*WHAT TO DO:*
List the lines of this listing that hold the word "nZero".

*SUPPLIED RECORDS:*
*****
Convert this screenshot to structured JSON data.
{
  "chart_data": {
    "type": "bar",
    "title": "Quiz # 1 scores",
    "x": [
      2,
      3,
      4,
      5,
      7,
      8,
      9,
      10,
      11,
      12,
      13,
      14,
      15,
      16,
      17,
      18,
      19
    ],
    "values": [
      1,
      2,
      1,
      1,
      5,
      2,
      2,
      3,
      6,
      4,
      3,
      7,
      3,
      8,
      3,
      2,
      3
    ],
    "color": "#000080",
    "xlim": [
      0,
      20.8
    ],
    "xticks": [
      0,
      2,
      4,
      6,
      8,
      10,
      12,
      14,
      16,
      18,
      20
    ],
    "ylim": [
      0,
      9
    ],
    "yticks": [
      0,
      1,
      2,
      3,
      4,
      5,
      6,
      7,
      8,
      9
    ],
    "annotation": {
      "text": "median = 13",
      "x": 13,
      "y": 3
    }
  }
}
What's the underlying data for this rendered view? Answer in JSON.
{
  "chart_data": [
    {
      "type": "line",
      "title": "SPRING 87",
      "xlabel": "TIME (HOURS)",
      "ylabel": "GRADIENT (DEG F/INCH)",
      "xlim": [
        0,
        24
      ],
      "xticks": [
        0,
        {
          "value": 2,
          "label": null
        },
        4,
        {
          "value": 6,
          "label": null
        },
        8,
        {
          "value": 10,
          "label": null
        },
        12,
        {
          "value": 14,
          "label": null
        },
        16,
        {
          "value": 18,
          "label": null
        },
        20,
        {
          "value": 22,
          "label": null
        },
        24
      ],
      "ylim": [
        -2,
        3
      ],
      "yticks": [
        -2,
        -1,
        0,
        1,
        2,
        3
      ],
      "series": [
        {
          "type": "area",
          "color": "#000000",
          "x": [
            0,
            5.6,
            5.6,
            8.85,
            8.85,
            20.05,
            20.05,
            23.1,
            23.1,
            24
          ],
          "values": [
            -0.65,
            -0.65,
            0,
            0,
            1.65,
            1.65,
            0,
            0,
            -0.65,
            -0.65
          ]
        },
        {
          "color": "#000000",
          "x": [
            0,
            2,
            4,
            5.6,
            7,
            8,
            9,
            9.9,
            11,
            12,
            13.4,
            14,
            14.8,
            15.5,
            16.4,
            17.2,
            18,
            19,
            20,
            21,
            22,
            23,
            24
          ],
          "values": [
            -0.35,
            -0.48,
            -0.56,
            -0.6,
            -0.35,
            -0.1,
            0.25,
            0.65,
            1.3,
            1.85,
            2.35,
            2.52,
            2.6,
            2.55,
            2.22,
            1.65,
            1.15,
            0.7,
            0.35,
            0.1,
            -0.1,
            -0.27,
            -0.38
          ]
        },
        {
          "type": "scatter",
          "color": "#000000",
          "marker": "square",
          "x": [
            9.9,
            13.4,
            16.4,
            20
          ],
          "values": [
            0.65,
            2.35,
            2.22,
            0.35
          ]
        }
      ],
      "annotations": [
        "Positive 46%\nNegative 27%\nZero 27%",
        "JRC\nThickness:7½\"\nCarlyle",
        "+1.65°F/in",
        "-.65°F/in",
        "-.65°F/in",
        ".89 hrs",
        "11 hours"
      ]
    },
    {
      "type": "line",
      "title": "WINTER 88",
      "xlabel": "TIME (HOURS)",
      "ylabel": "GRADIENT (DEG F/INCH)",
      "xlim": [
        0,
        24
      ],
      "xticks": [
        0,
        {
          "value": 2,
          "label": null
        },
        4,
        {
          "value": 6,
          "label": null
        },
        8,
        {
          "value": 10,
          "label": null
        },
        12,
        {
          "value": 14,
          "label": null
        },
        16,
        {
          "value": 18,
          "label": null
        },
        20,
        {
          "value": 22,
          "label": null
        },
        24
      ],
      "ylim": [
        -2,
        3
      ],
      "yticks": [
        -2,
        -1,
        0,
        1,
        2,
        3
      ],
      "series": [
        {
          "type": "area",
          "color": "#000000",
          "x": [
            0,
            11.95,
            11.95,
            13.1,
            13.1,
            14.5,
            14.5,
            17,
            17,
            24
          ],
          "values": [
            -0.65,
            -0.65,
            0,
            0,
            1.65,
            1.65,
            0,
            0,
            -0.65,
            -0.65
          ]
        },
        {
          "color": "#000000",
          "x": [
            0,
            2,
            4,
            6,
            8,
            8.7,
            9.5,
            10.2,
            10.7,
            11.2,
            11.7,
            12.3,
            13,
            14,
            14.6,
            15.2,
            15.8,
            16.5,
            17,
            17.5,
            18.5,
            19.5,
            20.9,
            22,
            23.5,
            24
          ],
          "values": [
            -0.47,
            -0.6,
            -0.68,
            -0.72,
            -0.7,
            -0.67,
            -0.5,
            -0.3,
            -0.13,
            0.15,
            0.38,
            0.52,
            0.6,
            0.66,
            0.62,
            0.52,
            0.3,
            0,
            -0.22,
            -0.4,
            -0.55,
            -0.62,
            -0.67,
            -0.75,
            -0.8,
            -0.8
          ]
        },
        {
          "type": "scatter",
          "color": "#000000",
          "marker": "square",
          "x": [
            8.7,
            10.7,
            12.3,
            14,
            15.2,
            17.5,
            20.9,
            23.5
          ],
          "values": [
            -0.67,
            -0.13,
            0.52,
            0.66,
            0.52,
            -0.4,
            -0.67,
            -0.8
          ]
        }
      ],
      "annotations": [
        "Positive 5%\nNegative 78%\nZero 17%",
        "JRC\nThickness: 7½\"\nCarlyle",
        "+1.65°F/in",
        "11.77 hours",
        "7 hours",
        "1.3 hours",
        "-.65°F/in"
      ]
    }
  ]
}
*****
*CORRECT ANSWER:*
        "Positive 46%\nNegative 27%\nZero 27%",
        "Positive 5%\nNegative 78%\nZero 17%",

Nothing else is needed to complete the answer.